**EXERCISE REQUIREMENTS:**
Your answer should be a single number: the count of lines in the listing that contain "xxii".

**INPUT DATA:**
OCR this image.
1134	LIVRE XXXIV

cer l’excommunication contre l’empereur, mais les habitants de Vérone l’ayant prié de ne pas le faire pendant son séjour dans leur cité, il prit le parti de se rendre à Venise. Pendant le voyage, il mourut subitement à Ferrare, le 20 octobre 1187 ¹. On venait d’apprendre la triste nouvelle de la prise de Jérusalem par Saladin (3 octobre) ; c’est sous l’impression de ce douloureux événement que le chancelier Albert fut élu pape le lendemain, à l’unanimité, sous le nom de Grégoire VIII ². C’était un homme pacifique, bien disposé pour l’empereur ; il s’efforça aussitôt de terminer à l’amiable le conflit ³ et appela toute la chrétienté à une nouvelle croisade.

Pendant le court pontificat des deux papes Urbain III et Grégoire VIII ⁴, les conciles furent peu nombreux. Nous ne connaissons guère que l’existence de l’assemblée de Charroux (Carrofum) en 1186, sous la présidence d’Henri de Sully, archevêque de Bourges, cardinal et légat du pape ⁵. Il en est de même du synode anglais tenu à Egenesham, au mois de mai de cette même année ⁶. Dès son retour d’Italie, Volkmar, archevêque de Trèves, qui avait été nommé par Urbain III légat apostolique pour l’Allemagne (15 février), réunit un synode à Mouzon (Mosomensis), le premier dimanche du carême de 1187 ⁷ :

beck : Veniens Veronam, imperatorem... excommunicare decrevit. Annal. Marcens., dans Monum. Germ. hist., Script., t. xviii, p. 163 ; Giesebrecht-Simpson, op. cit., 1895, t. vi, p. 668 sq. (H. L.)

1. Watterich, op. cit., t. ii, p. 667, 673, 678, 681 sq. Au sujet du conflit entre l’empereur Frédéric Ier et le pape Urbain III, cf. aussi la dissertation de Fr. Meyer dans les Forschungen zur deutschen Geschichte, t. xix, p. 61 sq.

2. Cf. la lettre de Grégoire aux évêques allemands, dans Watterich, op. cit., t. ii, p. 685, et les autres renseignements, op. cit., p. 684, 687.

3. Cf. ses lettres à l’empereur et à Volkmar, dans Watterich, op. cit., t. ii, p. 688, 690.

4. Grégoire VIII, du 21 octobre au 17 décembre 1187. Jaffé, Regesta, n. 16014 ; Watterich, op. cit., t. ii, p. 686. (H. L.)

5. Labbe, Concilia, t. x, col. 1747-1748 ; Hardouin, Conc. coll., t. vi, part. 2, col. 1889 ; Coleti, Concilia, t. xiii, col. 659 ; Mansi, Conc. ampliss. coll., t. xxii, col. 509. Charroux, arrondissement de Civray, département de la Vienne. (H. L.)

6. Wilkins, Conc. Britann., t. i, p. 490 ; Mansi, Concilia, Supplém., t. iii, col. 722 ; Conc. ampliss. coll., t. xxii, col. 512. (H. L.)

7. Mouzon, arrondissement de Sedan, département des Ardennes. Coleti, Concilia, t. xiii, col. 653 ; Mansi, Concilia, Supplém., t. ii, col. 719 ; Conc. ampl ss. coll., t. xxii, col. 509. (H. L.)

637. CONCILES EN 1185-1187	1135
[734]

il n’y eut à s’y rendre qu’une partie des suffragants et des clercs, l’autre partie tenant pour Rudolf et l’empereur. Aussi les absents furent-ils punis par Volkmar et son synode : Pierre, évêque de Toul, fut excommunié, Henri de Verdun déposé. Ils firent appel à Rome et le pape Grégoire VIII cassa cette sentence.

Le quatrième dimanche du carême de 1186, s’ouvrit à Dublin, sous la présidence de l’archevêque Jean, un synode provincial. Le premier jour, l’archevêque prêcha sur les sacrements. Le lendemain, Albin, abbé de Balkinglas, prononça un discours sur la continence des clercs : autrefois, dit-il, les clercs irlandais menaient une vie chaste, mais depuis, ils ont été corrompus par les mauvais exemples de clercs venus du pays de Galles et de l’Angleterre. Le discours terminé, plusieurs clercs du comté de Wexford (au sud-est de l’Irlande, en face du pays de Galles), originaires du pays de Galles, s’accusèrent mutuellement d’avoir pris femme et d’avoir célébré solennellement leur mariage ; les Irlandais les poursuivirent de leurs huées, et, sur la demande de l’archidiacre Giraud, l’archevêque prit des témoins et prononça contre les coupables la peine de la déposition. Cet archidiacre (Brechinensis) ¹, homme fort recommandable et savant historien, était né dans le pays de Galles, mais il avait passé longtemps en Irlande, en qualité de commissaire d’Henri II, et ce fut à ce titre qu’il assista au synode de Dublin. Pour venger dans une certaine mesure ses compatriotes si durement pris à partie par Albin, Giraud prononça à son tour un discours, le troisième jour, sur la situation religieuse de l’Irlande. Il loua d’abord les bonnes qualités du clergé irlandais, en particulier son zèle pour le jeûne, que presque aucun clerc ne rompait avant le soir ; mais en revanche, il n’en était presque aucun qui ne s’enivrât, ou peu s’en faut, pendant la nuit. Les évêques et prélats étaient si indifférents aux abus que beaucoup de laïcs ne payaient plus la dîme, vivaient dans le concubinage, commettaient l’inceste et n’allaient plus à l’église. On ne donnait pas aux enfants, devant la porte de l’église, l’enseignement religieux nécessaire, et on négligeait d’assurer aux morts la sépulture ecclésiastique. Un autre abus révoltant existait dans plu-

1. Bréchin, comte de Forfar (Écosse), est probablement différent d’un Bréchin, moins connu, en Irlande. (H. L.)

**FINAL ANSWER:**
3